| DATASET |
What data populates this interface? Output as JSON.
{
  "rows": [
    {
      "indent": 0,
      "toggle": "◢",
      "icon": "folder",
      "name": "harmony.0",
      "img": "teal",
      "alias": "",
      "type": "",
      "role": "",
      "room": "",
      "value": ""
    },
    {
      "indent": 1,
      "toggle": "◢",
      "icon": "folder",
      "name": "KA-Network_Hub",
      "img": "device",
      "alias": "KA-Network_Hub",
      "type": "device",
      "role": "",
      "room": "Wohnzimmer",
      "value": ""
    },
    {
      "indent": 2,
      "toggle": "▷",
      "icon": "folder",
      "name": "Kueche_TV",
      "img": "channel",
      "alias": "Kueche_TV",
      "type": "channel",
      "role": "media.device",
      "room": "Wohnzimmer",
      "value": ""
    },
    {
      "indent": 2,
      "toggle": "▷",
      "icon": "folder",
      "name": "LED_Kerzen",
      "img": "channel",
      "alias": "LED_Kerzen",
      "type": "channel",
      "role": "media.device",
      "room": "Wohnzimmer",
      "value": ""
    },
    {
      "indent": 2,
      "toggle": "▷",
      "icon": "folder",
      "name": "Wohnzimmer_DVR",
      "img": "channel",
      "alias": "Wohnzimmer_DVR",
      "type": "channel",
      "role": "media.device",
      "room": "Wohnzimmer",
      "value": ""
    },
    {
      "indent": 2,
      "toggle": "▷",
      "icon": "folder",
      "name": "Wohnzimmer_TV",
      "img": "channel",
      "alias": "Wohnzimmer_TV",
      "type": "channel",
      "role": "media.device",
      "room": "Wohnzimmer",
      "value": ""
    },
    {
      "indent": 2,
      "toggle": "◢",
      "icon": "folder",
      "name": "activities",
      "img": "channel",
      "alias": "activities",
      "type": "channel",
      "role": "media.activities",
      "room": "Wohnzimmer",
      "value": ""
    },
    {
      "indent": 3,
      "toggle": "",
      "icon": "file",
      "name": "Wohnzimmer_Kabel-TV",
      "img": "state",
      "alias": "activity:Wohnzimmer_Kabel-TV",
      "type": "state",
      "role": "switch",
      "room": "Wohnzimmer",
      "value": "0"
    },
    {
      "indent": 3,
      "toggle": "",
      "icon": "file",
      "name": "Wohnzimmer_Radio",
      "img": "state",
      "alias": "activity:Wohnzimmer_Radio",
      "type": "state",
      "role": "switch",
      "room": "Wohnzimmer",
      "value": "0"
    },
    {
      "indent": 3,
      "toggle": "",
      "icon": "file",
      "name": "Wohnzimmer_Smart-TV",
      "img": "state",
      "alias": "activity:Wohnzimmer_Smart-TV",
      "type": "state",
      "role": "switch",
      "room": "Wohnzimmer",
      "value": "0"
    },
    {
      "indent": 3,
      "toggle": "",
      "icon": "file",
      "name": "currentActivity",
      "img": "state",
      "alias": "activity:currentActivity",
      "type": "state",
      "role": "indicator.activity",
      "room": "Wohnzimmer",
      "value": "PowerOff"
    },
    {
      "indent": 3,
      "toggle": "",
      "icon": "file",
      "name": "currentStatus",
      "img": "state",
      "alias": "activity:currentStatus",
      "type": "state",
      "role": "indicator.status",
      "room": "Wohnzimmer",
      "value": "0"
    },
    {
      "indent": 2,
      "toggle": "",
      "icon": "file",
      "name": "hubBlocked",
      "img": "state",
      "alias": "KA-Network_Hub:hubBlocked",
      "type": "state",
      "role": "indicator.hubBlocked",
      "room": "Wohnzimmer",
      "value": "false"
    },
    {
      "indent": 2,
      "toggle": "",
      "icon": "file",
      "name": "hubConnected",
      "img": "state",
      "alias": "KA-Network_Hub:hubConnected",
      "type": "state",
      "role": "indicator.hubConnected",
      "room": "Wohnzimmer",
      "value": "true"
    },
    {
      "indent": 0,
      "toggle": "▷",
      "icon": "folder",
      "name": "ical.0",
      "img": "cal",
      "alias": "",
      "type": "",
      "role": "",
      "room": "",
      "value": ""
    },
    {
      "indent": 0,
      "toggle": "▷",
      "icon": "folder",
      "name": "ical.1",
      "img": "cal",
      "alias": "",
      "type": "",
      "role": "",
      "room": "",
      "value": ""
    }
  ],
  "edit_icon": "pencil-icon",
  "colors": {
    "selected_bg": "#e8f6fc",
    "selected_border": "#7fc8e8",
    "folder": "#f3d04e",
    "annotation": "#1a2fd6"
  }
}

| WORK REQUIRED |
Can you restate every record above word for word?

| EXERCISE OUTPUT |
What data populates this interface? Output as JSON.
{
  "rows": [
    {
      "indent": 0,
      "toggle": "◢",
      "icon": "folder",
      "name": "harmony.0",
      "img": "teal",
      "alias": "",
      "type": "",
      "role": "",
      "room": "",
      "value": ""
    },
    {
      "indent": 1,
      "toggle": "◢",
      "icon": "folder",
      "name": "KA-Network_Hub",
      "img": "device",
      "alias": "KA-Network_Hub",
      "type": "device",
      "role": "",
      "room": "Wohnzimmer",
      "value": ""
    },
    {
      "indent": 2,
      "toggle": "▷",
      "icon": "folder",
      "name": "Kueche_TV",
      "img": "channel",
      "alias": "Kueche_TV",
      "type": "channel",
      "role": "media.device",
      "room": "Wohnzimmer",
      "value": ""
    },
    {
      "indent": 2,
      "toggle": "▷",
      "icon": "folder",
      "name": "LED_Kerzen",
      "img": "channel",
      "alias": "LED_Kerzen",
      "type": "channel",
      "role": "media.device",
      "room": "Wohnzimmer",
      "value": ""
    },
    {
      "indent": 2,
      "toggle": "▷",
      "icon": "folder",
      "name": "Wohnzimmer_DVR",
      "img": "channel",
      "alias": "Wohnzimmer_DVR",
      "type": "channel",
      "role": "media.device",
      "room": "Wohnzimmer",
      "value": ""
    },
    {
      "indent": 2,
      "toggle": "▷",
      "icon": "folder",
      "name": "Wohnzimmer_TV",
      "img": "channel",
      "alias": "Wohnzimmer_TV",
      "type": "channel",
      "role": "media.device",
      "room": "Wohnzimmer",
      "value": ""
    },
    {
      "indent": 2,
      "toggle": "◢",
      "icon": "folder",
      "name": "activities",
      "img": "channel",
      "alias": "activities",
      "type": "channel",
      "role": "media.activities",
      "room": "Wohnzimmer",
      "value": ""
    },
    {
      "indent": 3,
      "toggle": "",
      "icon": "file",
      "name": "Wohnzimmer_Kabel-TV",
      "img": "state",
      "alias": "activity:Wohnzimmer_Kabel-TV",
      "type": "state",
      "role": "switch",
      "room": "Wohnzimmer",
      "value": "0"
    },
    {
      "indent": 3,
      "toggle": "",
      "icon": "file",
      "name": "Wohnzimmer_Radio",
      "img": "state",
      "alias": "activity:Wohnzimmer_Radio",
      "type": "state",
      "role": "switch",
      "room": "Wohnzimmer",
      "value": "0"
    },
    {
      "indent": 3,
      "toggle": "",
      "icon": "file",
      "name": "Wohnzimmer_Smart-TV",
      "img": "state",
      "alias": "activity:Wohnzimmer_Smart-TV",
      "type": "state",
      "role": "switch",
      "room": "Wohnzimmer",
      "value": "0"
    },
    {
      "indent": 3,
      "toggle": "",
      "icon": "file",
      "name": "currentActivity",
      "img": "state",
      "alias": "activity:currentActivity",
      "type": "state",
      "role": "indicator.activity",
      "room": "Wohnzimmer",
      "value": "PowerOff"
    },
    {
      "indent": 3,
      "toggle": "",
      "icon": "file",
      "name": "currentStatus",
      "img": "state",
      "alias": "activity:currentStatus",
      "type": "state",
      "role": "indicator.status",
      "room": "Wohnzimmer",
      "value": "0"
    },
    {
      "indent": 2,
      "toggle": "",
      "icon": "file",
      "name": "hubBlocked",
      "img": "state",
      "alias": "KA-Network_Hub:hubBlocked",
      "type": "state",
      "role": "indicator.hubBlocked",
      "room": "Wohnzimmer",
      "value": "false"
    },
    {
      "indent": 2,
      "toggle": "",
      "icon": "file",
      "name": "hubConnected",
      "img": "state",
      "alias": "KA-Network_Hub:hubConnected",
      "type": "state",
      "role": "indicator.hubConnected",
      "room": "Wohnzimmer",
      "value": "true"
    },
    {
      "indent": 0,
      "toggle": "▷",
      "icon": "folder",
      "name": "ical.0",
      "img": "cal",
      "alias": "",
      "type": "",
      "role": "",
      "room": "",
      "value": ""
    },
    {
      "indent": 0,
      "toggle": "▷",
      "icon": "folder",
      "name": "ical.1",
      "img": "cal",
      "alias": "",
      "type": "",
      "role": "",
      "room": "",
      "value": ""
    }
  ],
  "edit_icon": "pencil-icon",
  "colors": {
    "selected_bg": "#e8f6fc",
    "selected_border": "#7fc8e8",
    "folder": "#f3d04e",
    "annotation": "#1a2fd6"
  }
}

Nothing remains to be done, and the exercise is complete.